* _Task directions_: Report back each line of the records that contains the string "hardware".

* _Dataset entries_:
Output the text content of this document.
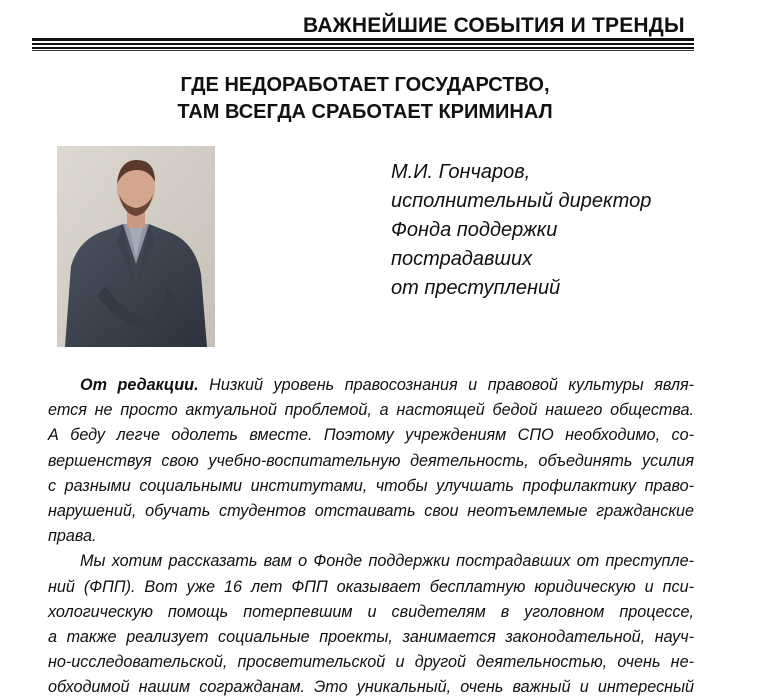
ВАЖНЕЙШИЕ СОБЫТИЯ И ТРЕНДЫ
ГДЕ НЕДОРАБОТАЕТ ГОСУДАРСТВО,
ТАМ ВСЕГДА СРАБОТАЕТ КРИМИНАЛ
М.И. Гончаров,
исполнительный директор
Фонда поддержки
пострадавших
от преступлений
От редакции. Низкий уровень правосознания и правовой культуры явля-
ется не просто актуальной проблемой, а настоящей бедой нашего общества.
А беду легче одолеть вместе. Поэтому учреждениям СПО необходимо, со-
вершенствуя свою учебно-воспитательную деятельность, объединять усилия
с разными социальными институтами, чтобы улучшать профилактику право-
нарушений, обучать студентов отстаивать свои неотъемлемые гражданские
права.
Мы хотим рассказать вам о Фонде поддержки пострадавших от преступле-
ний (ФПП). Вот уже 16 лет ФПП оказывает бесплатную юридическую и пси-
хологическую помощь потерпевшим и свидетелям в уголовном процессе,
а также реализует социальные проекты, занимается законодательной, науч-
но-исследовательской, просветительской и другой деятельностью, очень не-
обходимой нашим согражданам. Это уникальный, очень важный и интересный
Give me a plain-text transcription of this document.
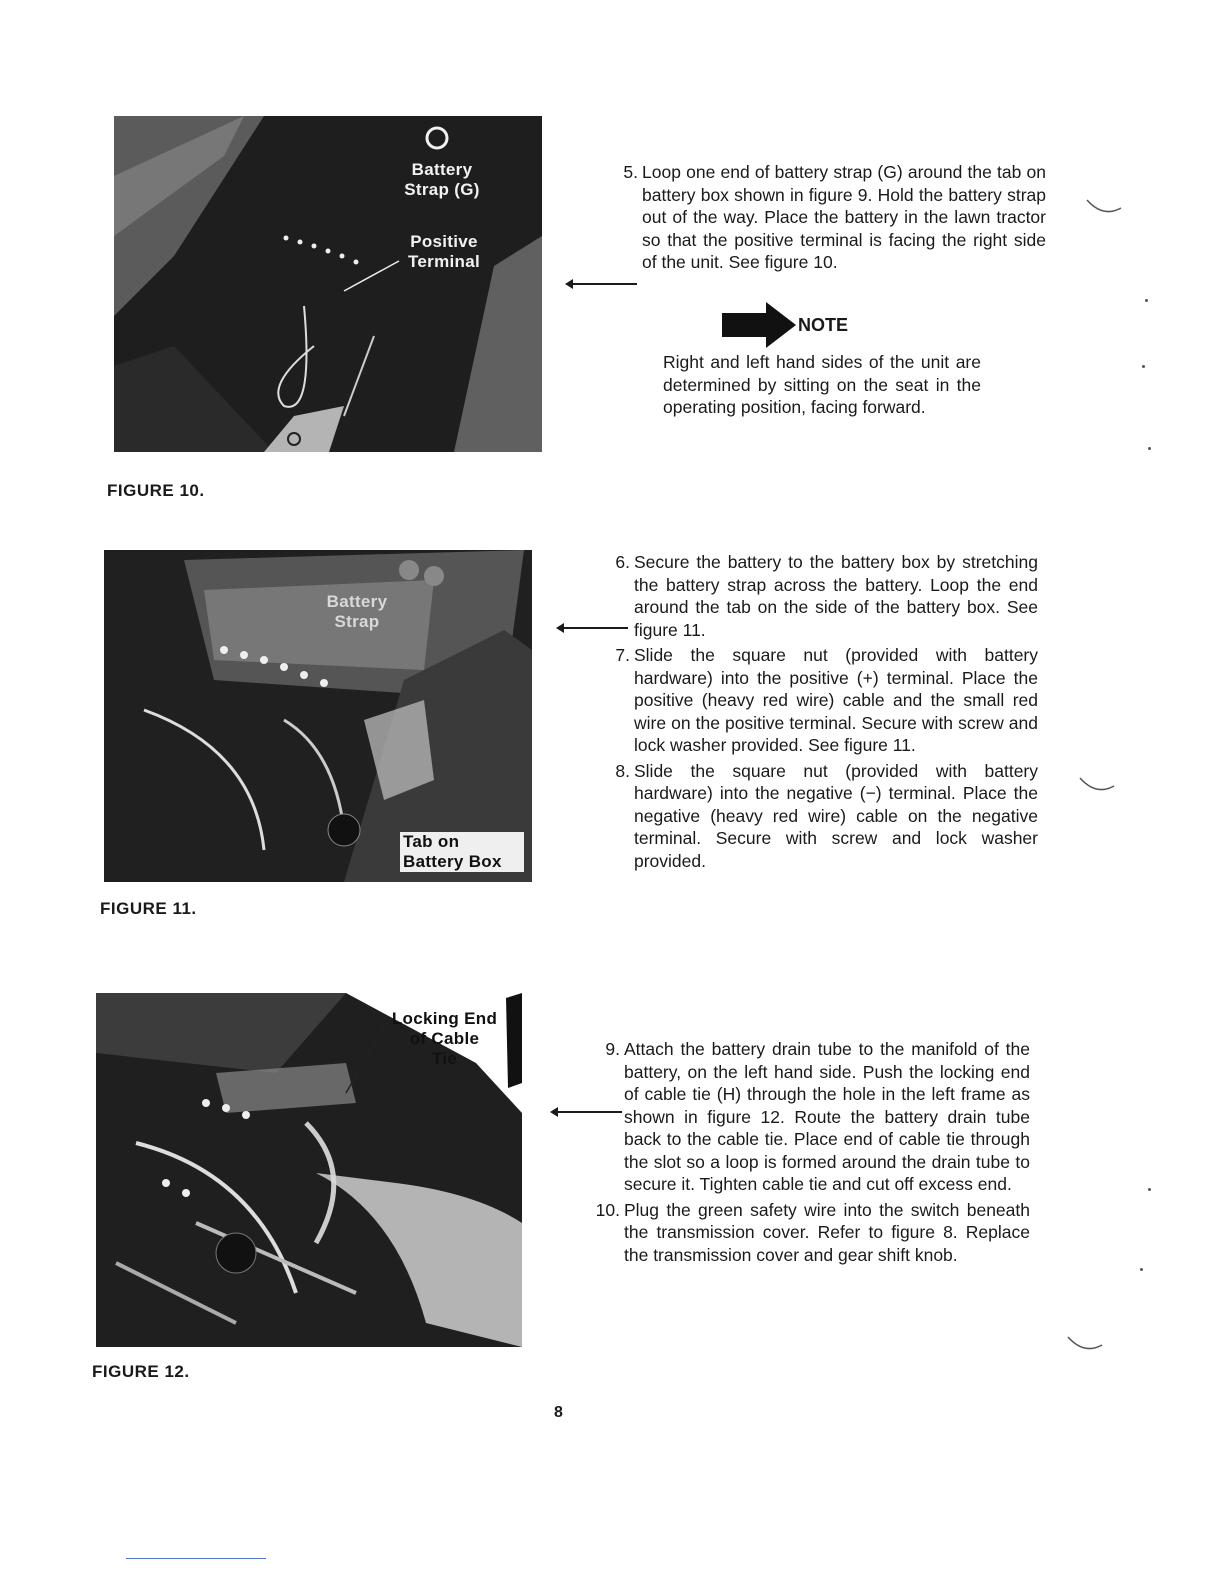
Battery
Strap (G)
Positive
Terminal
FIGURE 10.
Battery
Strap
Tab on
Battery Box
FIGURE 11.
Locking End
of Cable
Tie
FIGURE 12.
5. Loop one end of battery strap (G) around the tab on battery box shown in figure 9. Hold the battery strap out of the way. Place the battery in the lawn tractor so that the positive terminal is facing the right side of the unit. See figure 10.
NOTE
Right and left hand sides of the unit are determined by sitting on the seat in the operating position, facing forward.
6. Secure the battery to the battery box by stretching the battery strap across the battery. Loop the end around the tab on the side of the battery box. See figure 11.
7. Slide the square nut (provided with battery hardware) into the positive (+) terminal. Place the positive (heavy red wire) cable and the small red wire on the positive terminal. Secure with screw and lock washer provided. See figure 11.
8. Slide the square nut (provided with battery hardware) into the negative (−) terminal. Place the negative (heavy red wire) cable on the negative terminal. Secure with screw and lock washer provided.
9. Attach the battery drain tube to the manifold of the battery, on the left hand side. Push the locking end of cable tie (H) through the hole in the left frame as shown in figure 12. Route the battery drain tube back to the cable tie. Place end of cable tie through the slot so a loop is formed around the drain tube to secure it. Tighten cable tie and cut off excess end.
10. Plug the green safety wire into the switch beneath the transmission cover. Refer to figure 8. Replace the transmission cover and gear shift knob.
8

* * *

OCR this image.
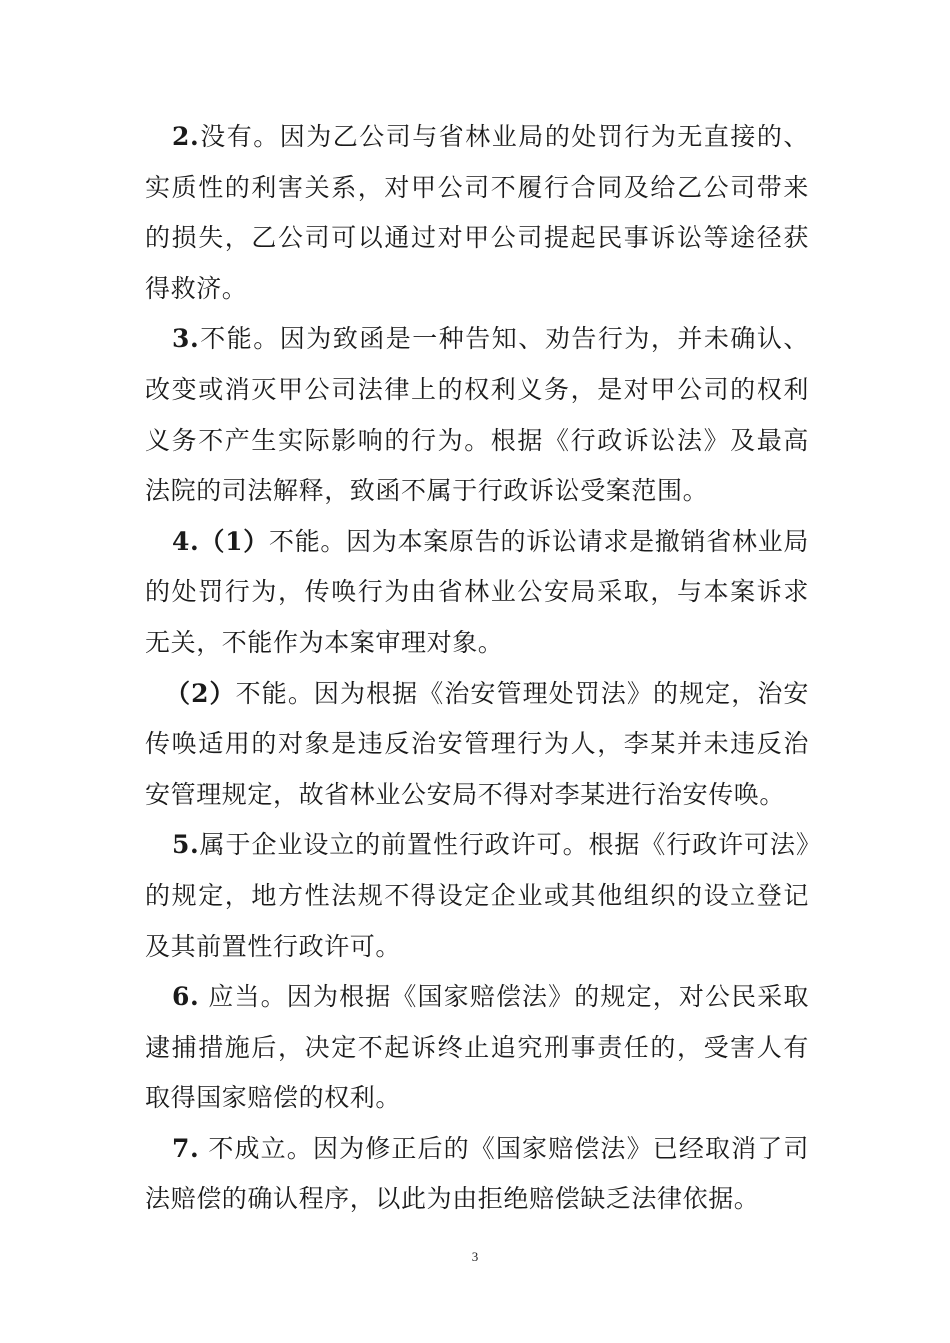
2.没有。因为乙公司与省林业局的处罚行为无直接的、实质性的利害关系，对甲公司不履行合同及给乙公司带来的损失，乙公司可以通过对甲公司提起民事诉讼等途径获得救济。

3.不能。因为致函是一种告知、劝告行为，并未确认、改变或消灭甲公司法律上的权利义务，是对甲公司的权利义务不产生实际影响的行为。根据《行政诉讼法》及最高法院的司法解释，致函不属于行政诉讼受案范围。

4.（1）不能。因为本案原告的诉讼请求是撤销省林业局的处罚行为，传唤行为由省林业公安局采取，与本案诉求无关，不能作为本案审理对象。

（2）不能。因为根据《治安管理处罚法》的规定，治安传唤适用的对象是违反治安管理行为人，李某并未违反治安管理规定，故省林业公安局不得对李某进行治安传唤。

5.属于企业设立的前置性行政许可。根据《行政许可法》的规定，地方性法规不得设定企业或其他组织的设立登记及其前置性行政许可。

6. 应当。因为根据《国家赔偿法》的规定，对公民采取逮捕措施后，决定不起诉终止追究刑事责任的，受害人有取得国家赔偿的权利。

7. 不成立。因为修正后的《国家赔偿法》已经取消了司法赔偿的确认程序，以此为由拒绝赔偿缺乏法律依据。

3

* _Exercise response_:
7. Slide the square nut (provided with battery hardware) into the positive (+) terminal. Place the positive (heavy red wire) cable and the small red wire on the positive terminal. Secure with screw and lock washer provided. See figure 11.
8. Slide the square nut (provided with battery hardware) into the negative (−) terminal. Place the negative (heavy red wire) cable on the negative terminal. Secure with screw and lock washer provided.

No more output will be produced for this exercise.